WHAT YOU SHOULD DO: Give only the count of lines containing "SIZE".

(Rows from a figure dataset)
* Begin *

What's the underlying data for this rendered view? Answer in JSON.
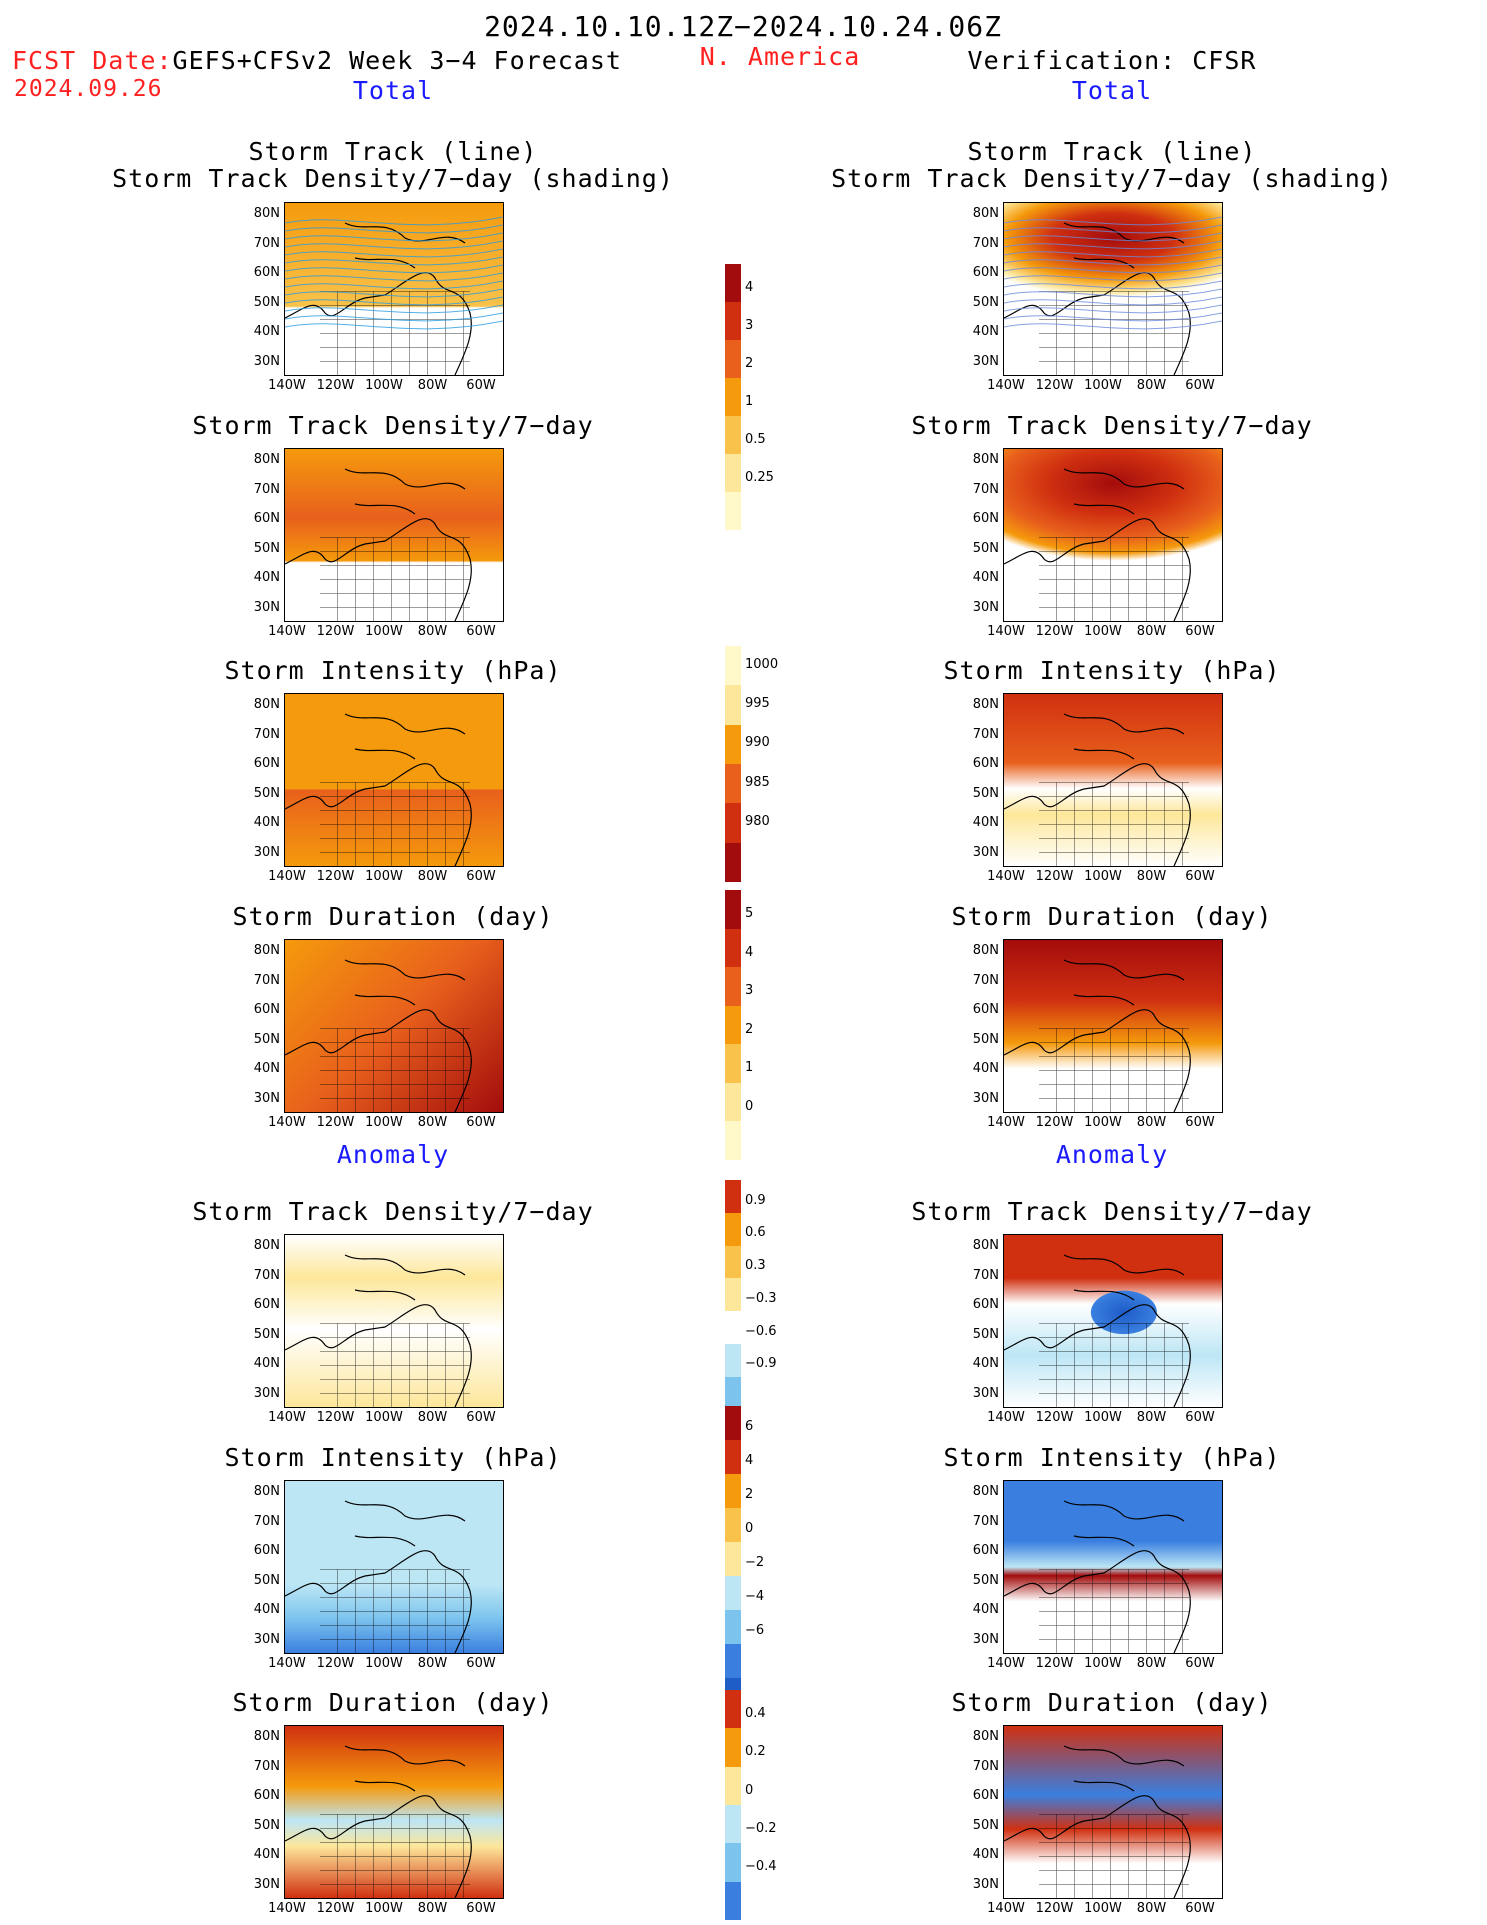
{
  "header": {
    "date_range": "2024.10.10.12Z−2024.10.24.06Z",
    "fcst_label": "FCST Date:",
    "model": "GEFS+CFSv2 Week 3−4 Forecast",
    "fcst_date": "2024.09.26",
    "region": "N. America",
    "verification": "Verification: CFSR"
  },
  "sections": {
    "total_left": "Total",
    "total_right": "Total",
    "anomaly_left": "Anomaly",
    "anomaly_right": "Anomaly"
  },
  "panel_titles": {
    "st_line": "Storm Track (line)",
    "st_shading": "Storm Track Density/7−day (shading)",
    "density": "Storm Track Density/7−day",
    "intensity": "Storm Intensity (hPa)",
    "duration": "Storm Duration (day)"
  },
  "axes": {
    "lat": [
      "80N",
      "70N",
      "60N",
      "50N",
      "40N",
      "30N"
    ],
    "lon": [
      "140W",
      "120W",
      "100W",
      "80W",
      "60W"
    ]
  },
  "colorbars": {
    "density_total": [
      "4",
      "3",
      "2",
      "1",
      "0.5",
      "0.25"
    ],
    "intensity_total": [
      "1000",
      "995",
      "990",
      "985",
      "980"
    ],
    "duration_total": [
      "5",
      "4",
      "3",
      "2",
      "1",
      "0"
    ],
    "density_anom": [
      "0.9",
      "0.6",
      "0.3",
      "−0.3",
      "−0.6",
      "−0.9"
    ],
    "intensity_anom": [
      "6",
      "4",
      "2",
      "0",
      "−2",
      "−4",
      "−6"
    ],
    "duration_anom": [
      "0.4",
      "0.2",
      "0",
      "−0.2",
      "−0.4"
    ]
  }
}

* End *
* Begin *

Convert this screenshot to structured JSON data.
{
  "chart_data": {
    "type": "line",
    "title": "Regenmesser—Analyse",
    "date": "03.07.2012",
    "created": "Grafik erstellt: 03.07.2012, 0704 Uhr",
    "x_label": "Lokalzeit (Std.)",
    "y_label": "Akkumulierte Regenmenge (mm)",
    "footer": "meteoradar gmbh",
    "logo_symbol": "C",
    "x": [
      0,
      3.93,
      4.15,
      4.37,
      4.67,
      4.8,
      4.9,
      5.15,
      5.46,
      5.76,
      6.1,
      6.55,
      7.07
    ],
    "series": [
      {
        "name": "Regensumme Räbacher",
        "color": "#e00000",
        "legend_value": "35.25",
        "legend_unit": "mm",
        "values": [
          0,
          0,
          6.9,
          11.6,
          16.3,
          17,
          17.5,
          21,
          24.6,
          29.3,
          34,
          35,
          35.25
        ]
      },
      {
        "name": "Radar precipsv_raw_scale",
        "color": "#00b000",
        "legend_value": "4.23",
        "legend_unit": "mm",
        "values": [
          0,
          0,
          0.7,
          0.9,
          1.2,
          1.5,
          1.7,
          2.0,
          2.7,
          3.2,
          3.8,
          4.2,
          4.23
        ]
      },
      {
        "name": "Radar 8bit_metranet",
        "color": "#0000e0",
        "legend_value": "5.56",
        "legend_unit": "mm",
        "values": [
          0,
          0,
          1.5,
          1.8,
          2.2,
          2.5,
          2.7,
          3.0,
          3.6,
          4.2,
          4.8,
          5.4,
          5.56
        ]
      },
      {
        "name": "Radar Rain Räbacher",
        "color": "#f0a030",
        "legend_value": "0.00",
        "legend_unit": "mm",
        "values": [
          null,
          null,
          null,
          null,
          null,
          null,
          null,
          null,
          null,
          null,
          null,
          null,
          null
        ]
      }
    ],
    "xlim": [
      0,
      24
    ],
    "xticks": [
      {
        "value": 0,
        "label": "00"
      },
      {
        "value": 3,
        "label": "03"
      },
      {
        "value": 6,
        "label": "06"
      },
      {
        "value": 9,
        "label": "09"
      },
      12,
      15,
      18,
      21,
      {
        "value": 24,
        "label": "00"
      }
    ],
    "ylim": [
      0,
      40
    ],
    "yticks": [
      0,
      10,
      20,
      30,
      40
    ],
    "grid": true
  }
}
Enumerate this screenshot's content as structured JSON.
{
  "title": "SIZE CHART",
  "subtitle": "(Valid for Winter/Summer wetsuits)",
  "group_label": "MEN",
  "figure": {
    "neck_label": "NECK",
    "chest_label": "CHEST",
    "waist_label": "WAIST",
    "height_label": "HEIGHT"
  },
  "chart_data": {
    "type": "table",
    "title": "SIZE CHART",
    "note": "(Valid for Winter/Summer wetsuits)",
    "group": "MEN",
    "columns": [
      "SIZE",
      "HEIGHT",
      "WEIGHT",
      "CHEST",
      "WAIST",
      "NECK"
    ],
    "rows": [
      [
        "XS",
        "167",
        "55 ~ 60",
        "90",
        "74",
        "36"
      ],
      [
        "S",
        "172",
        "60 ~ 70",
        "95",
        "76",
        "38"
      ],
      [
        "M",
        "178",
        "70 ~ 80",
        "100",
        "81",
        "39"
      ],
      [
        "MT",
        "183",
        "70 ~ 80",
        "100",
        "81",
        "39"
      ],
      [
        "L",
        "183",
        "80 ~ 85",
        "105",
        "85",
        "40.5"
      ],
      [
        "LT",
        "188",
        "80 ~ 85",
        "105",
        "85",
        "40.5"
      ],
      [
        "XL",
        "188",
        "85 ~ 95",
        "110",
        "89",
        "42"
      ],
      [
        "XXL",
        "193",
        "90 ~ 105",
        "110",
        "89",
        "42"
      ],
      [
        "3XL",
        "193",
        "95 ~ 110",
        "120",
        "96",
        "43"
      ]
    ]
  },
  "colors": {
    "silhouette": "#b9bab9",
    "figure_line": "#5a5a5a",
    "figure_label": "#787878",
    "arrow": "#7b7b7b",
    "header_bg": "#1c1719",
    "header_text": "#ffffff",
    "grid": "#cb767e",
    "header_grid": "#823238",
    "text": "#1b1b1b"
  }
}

* End *
* Begin *

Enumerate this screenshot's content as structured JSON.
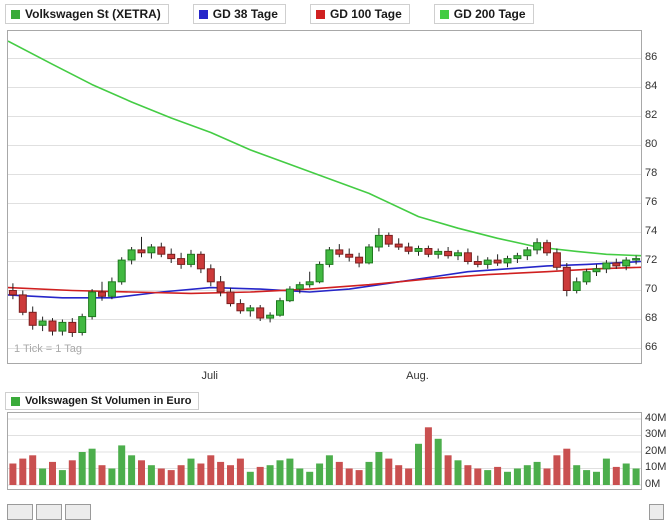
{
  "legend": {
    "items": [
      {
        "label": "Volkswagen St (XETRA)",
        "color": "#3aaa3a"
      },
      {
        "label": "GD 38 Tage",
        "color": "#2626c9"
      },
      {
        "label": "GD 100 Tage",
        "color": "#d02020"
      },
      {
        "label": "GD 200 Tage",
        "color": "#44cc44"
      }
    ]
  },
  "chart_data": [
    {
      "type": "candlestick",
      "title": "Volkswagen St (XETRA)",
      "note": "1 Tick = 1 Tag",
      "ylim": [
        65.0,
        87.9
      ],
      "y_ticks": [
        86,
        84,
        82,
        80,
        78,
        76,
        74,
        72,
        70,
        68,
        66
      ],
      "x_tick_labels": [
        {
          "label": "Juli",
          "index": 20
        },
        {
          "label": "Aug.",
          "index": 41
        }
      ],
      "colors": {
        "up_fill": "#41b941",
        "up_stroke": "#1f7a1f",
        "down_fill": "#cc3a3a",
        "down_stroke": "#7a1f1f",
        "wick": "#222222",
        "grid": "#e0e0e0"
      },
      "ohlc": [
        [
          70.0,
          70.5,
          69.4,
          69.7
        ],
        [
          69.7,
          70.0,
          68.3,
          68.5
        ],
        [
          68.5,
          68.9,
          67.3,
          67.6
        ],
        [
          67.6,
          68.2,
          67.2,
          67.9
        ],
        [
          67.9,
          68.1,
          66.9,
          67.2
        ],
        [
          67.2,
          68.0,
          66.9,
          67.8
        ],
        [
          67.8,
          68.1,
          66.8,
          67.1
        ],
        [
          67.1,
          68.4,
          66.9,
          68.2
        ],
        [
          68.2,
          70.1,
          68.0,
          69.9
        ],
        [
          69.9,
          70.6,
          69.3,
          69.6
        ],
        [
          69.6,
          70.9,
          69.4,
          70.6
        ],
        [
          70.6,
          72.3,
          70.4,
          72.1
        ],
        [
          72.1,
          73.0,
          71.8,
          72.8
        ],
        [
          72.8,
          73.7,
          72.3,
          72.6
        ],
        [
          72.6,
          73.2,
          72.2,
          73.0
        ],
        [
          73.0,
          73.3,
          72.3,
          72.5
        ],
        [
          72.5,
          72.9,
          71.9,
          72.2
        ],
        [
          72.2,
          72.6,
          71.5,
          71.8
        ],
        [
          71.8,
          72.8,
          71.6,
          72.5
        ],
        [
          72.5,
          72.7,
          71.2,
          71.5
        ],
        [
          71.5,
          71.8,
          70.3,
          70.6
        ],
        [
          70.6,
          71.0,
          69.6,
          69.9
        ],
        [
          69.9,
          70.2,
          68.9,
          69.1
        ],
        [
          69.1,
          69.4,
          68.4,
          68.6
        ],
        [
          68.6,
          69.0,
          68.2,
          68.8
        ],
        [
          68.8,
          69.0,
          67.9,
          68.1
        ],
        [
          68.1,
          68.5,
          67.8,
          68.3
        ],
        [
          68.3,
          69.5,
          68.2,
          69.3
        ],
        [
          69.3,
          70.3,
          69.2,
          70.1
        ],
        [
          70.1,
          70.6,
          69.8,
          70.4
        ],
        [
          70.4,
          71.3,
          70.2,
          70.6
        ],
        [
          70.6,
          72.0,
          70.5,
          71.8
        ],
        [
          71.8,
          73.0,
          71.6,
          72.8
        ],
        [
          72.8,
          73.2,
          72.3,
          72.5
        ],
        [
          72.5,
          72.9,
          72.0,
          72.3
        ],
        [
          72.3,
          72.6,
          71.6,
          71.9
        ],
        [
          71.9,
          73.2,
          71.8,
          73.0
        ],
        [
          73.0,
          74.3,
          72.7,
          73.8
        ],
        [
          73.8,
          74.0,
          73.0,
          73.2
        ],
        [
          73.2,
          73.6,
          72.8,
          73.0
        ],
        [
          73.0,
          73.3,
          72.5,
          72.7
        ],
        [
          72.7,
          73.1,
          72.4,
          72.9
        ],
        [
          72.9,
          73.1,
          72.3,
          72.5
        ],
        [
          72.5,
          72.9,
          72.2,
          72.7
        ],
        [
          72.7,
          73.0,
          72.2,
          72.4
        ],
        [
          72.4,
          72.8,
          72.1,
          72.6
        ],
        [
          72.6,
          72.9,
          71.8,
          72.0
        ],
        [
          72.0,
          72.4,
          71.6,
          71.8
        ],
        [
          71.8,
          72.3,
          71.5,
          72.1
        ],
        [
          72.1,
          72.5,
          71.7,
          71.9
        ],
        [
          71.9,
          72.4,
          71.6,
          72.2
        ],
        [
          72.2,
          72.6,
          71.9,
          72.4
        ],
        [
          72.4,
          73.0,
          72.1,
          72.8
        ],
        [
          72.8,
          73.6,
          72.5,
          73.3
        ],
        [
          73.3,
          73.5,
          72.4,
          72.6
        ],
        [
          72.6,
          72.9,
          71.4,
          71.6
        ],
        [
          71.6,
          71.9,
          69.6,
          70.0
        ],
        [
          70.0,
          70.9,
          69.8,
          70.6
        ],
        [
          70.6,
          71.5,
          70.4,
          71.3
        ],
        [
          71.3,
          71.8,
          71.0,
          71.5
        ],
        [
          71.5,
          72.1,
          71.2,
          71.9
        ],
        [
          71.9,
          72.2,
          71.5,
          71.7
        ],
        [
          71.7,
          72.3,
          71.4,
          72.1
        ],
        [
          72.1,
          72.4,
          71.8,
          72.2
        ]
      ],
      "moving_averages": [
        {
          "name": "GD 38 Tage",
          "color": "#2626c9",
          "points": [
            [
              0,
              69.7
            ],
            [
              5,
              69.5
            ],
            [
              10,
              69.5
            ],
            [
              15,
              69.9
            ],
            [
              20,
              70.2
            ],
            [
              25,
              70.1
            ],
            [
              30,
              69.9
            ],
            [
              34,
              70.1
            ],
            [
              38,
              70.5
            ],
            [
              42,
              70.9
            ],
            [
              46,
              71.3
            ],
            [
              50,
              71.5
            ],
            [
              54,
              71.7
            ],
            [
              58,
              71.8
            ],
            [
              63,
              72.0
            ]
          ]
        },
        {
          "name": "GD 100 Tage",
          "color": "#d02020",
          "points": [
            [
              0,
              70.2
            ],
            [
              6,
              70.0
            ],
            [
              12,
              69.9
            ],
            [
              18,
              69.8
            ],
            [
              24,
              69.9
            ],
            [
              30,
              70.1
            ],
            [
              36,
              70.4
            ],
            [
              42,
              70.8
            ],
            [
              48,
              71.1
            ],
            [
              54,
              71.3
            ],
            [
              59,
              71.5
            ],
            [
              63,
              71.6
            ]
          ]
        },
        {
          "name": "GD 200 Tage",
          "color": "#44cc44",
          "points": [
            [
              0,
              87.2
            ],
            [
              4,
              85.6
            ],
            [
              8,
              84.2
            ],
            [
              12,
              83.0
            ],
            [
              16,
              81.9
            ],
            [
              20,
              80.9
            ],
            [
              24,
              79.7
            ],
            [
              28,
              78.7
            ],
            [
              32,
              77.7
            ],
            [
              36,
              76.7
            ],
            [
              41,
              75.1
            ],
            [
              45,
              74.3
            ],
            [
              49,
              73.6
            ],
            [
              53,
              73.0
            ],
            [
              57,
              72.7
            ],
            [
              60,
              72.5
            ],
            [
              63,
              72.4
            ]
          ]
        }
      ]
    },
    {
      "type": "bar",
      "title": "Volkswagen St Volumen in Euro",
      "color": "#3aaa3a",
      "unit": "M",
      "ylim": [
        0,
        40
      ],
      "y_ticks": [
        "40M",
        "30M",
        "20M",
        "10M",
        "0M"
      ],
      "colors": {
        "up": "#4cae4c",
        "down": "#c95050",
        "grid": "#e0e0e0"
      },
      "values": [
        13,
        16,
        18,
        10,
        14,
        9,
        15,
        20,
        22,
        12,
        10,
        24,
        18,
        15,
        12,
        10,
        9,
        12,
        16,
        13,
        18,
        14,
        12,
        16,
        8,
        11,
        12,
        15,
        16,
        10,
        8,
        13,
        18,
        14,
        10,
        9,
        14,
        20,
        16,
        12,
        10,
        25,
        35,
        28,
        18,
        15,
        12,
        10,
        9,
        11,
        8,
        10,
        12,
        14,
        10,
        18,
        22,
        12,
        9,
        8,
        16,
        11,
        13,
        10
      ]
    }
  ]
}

* End *

EXERCISE ANSWER: 3